* **WHAT TO PRODUCE**
Lines containing the word "doors" should be extracted in full.

* **Extracted data entries**
□ □ □ □ □

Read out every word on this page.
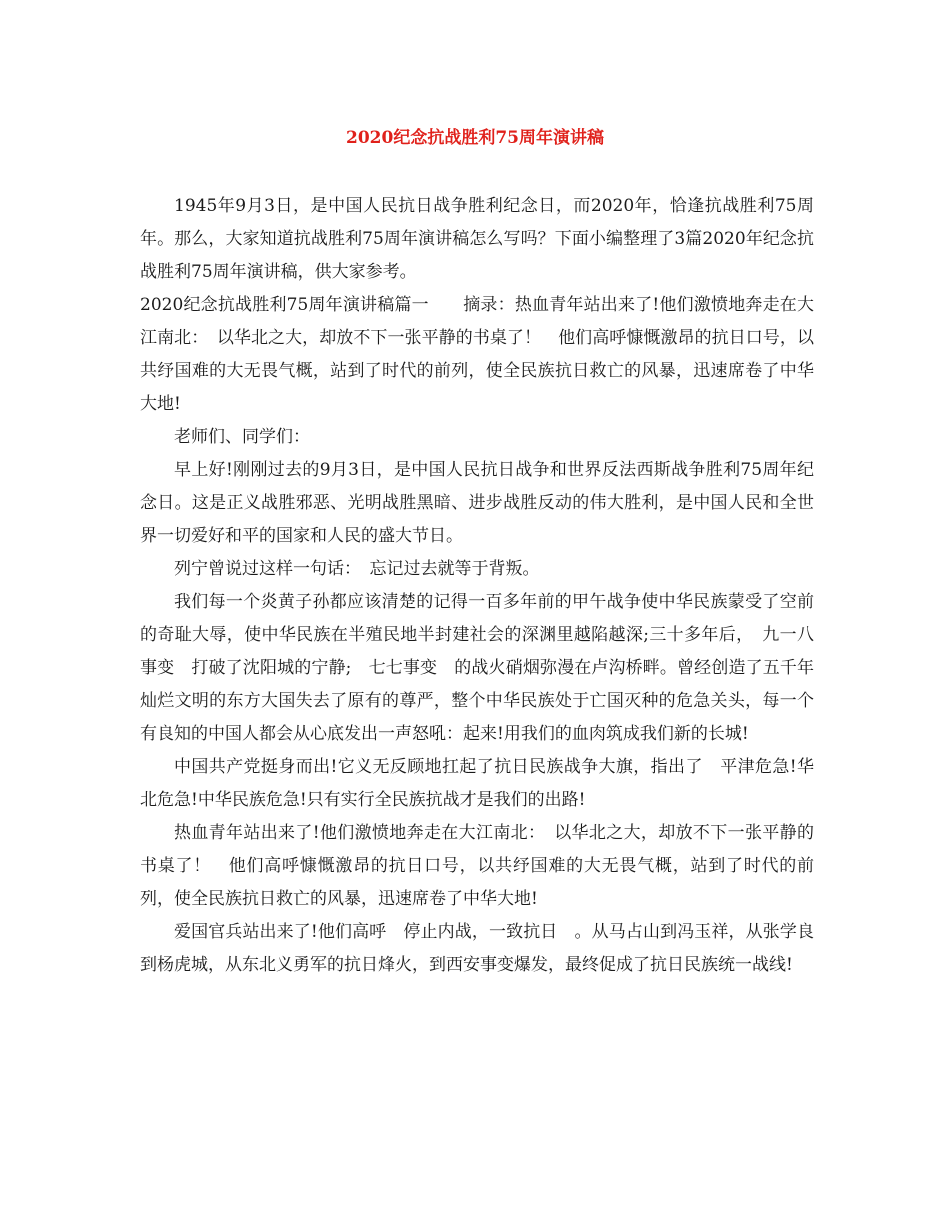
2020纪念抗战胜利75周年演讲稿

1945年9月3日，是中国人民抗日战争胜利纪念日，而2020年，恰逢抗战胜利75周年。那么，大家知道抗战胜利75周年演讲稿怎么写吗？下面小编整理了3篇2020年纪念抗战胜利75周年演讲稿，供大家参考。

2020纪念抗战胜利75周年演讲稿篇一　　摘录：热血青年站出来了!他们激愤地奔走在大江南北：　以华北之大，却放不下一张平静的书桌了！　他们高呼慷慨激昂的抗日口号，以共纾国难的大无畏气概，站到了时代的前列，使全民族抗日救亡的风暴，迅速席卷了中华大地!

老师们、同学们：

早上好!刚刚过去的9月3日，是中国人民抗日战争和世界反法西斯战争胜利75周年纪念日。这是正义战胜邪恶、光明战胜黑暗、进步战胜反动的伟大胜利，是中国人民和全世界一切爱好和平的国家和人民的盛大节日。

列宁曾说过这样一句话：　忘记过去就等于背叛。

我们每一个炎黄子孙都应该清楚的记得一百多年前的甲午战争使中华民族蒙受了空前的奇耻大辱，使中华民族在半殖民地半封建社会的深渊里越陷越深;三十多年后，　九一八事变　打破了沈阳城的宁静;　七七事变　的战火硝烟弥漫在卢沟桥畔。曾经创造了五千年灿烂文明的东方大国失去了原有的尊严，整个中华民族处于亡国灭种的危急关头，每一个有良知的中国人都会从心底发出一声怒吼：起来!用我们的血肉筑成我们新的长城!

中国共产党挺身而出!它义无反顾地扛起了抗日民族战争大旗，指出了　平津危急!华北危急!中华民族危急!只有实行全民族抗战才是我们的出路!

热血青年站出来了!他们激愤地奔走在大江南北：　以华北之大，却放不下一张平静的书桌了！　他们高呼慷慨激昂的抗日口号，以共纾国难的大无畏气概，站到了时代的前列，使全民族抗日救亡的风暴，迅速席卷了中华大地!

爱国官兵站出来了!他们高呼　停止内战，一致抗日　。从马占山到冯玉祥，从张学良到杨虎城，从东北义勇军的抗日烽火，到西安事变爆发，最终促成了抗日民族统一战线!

□ □ □ □ □

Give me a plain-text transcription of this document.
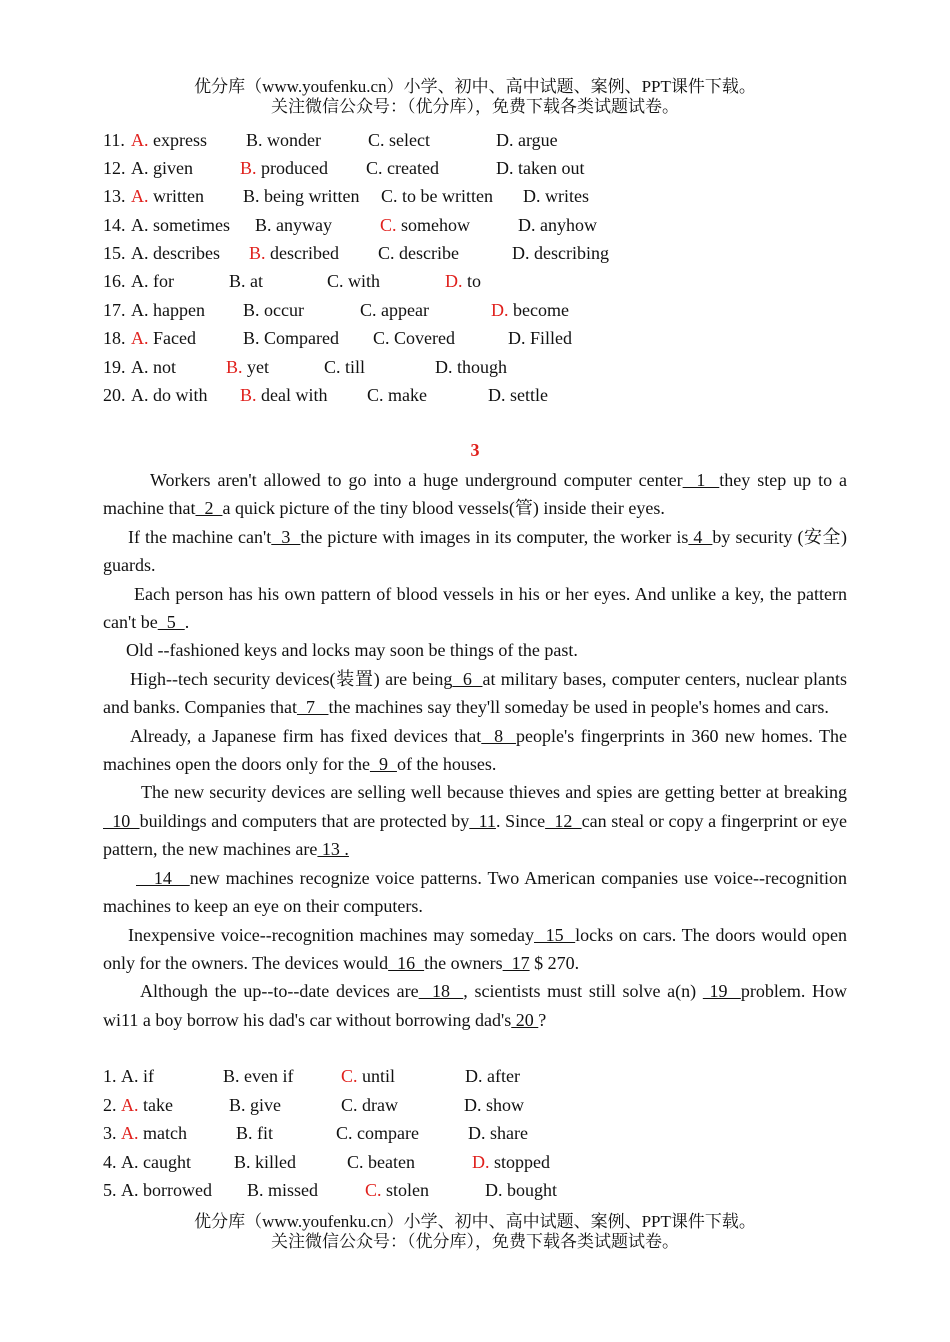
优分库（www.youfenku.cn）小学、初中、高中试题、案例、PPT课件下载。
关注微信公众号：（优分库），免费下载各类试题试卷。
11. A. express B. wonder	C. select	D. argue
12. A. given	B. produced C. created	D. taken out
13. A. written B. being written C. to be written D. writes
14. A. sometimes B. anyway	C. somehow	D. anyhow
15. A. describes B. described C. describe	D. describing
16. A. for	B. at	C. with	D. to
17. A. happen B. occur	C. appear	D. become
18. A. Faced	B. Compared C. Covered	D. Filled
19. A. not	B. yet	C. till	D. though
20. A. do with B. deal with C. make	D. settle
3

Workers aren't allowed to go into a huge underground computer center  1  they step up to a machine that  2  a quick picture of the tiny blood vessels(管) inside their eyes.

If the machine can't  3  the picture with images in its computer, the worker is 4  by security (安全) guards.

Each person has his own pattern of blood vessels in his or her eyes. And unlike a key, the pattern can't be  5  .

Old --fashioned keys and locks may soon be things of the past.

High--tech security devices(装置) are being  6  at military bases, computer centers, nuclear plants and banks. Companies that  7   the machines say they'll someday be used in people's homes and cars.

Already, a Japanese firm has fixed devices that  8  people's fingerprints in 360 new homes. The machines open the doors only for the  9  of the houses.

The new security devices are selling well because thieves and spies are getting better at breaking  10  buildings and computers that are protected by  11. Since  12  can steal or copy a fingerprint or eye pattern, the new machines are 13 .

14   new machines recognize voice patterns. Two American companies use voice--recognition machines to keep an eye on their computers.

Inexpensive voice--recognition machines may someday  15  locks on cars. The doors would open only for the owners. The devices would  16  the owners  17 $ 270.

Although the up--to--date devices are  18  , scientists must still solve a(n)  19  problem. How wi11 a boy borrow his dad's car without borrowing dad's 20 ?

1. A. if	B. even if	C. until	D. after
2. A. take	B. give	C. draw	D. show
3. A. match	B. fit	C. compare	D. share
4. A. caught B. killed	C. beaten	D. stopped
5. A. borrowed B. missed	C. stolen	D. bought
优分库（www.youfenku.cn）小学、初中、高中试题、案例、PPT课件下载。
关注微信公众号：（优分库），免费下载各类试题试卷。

□ □ □ □ □

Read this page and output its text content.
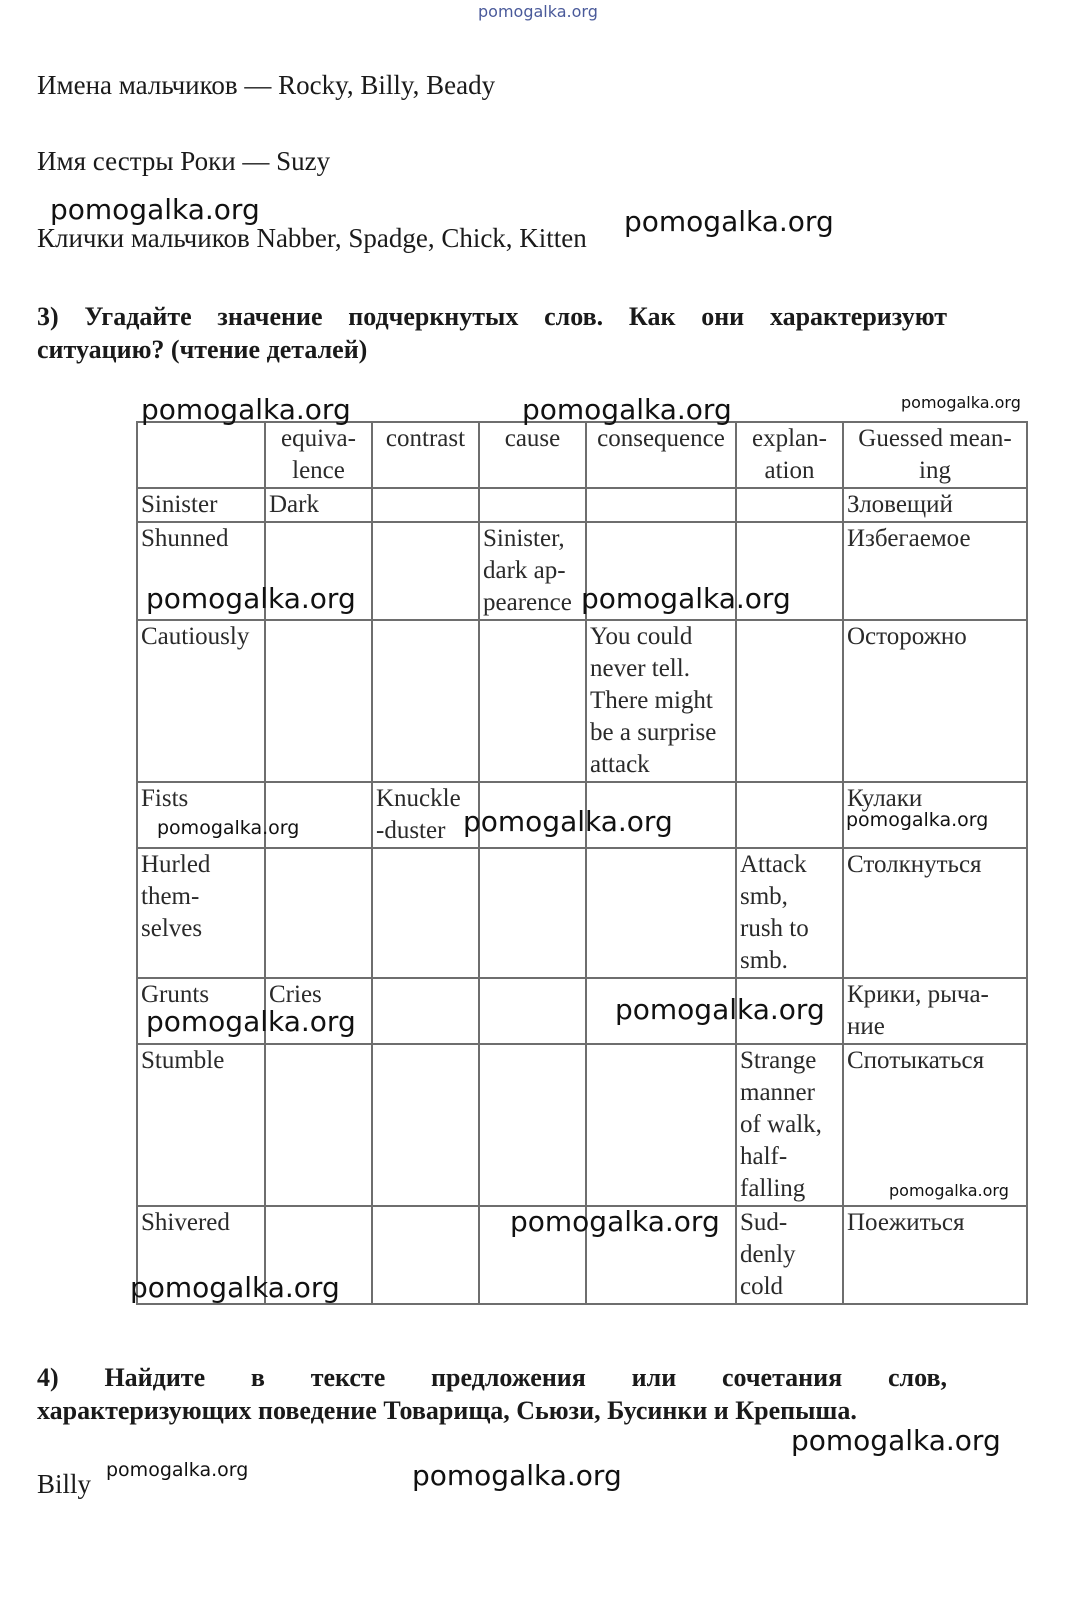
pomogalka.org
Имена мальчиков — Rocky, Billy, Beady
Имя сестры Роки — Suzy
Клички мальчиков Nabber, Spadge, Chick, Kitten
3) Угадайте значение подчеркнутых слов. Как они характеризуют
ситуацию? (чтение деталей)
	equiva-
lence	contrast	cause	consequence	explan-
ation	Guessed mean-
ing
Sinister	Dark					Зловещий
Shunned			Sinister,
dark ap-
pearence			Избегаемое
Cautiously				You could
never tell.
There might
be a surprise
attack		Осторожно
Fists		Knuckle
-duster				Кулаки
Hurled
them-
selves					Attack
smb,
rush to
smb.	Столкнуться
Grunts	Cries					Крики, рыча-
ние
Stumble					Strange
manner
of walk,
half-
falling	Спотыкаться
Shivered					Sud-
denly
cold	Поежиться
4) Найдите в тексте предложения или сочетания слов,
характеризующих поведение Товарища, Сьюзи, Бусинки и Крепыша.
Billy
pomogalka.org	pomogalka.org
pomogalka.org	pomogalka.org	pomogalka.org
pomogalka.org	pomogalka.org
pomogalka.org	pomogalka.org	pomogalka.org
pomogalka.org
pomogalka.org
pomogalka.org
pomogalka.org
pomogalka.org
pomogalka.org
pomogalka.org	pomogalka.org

□ □ □ □ □

* **TASK ANSWER**
Already, a Japanese firm has fixed devices that  8  people's fingerprints in 360 new homes. The machines open the doors only for the  9  of the houses.
Inexpensive voice--recognition machines may someday  15  locks on cars. The doors would open only for the owners. The devices would  16  the owners  17 $ 270.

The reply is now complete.